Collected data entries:
::::::::::

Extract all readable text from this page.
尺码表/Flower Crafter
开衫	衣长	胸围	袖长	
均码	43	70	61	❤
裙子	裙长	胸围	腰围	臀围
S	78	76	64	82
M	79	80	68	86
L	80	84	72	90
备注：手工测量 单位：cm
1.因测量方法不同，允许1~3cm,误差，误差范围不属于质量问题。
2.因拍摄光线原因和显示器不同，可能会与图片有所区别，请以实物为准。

::::::::::

=== What you need to do ===
Go through the material above line by line and copy it exactly.

=== Exercise answer ===
Extract all readable text from this page.
尺码表/Flower Crafter
开衫	衣长	胸围	袖长	
均码	43	70	61	❤
裙子	裙长	胸围	腰围	臀围
S	78	76	64	82
M	79	80	68	86
L	80	84	72	90
备注：手工测量 单位：cm
1.因测量方法不同，允许1~3cm,误差，误差范围不属于质量问题。
2.因拍摄光线原因和显示器不同，可能会与图片有所区别，请以实物为准。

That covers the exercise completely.